§ **What the task requires**
Write out each entry again. Keep every word exactly as it is.

§ **Dataset records**
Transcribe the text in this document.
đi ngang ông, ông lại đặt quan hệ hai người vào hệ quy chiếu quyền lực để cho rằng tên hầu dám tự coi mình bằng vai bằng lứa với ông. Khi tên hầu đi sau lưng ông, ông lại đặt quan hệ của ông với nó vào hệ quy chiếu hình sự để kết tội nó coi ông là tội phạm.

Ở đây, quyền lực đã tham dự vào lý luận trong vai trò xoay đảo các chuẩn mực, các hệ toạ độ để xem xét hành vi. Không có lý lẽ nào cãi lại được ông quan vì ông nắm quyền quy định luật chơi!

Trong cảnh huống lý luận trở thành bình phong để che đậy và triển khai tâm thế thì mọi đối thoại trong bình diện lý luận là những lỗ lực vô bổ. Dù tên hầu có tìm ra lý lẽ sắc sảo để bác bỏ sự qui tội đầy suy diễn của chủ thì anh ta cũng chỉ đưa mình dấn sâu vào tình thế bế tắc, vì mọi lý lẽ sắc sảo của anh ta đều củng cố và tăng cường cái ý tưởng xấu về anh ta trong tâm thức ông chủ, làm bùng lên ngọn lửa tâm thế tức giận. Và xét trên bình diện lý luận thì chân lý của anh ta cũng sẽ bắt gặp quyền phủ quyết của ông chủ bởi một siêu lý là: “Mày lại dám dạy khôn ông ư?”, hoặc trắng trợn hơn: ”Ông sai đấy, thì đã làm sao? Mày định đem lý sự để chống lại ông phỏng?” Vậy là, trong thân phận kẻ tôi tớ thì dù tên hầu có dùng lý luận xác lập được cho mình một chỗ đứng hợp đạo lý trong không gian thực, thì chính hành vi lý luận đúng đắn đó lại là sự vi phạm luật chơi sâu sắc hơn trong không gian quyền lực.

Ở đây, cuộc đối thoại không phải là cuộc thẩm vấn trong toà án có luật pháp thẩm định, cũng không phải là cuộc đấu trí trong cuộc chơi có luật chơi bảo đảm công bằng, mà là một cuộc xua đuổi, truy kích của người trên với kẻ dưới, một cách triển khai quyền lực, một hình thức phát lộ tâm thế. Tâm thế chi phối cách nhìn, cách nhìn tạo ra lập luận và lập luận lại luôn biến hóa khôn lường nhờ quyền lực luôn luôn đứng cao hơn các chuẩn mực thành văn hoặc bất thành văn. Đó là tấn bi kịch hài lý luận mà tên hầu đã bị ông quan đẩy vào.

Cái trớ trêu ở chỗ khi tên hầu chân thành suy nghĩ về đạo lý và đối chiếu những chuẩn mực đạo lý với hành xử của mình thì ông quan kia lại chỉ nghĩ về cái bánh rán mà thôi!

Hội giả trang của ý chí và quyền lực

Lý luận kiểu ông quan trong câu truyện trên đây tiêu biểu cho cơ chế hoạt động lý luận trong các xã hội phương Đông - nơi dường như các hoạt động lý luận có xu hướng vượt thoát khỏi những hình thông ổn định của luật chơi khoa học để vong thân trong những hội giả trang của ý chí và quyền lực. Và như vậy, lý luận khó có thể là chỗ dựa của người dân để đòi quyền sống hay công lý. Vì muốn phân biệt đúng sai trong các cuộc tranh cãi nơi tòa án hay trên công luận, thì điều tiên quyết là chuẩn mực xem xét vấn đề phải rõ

§ **Answer to the task**
Transcribe the text in this document.
đi ngang ông, ông lại đặt quan hệ hai người vào hệ quy chiếu quyền lực để cho rằng tên hầu dám tự coi mình bằng vai bằng lứa với ông. Khi tên hầu đi sau lưng ông, ông lại đặt quan hệ của ông với nó vào hệ quy chiếu hình sự để kết tội nó coi ông là tội phạm.

Ở đây, quyền lực đã tham dự vào lý luận trong vai trò xoay đảo các chuẩn mực, các hệ toạ độ để xem xét hành vi. Không có lý lẽ nào cãi lại được ông quan vì ông nắm quyền quy định luật chơi!

Trong cảnh huống lý luận trở thành bình phong để che đậy và triển khai tâm thế thì mọi đối thoại trong bình diện lý luận là những lỗ lực vô bổ. Dù tên hầu có tìm ra lý lẽ sắc sảo để bác bỏ sự qui tội đầy suy diễn của chủ thì anh ta cũng chỉ đưa mình dấn sâu vào tình thế bế tắc, vì mọi lý lẽ sắc sảo của anh ta đều củng cố và tăng cường cái ý tưởng xấu về anh ta trong tâm thức ông chủ, làm bùng lên ngọn lửa tâm thế tức giận. Và xét trên bình diện lý luận thì chân lý của anh ta cũng sẽ bắt gặp quyền phủ quyết của ông chủ bởi một siêu lý là: “Mày lại dám dạy khôn ông ư?”, hoặc trắng trợn hơn: ”Ông sai đấy, thì đã làm sao? Mày định đem lý sự để chống lại ông phỏng?” Vậy là, trong thân phận kẻ tôi tớ thì dù tên hầu có dùng lý luận xác lập được cho mình một chỗ đứng hợp đạo lý trong không gian thực, thì chính hành vi lý luận đúng đắn đó lại là sự vi phạm luật chơi sâu sắc hơn trong không gian quyền lực.

Ở đây, cuộc đối thoại không phải là cuộc thẩm vấn trong toà án có luật pháp thẩm định, cũng không phải là cuộc đấu trí trong cuộc chơi có luật chơi bảo đảm công bằng, mà là một cuộc xua đuổi, truy kích của người trên với kẻ dưới, một cách triển khai quyền lực, một hình thức phát lộ tâm thế. Tâm thế chi phối cách nhìn, cách nhìn tạo ra lập luận và lập luận lại luôn biến hóa khôn lường nhờ quyền lực luôn luôn đứng cao hơn các chuẩn mực thành văn hoặc bất thành văn. Đó là tấn bi kịch hài lý luận mà tên hầu đã bị ông quan đẩy vào.

Cái trớ trêu ở chỗ khi tên hầu chân thành suy nghĩ về đạo lý và đối chiếu những chuẩn mực đạo lý với hành xử của mình thì ông quan kia lại chỉ nghĩ về cái bánh rán mà thôi!

Hội giả trang của ý chí và quyền lực

Lý luận kiểu ông quan trong câu truyện trên đây tiêu biểu cho cơ chế hoạt động lý luận trong các xã hội phương Đông - nơi dường như các hoạt động lý luận có xu hướng vượt thoát khỏi những hình thông ổn định của luật chơi khoa học để vong thân trong những hội giả trang của ý chí và quyền lực. Và như vậy, lý luận khó có thể là chỗ dựa của người dân để đòi quyền sống hay công lý. Vì muốn phân biệt đúng sai trong các cuộc tranh cãi nơi tòa án hay trên công luận, thì điều tiên quyết là chuẩn mực xem xét vấn đề phải rõ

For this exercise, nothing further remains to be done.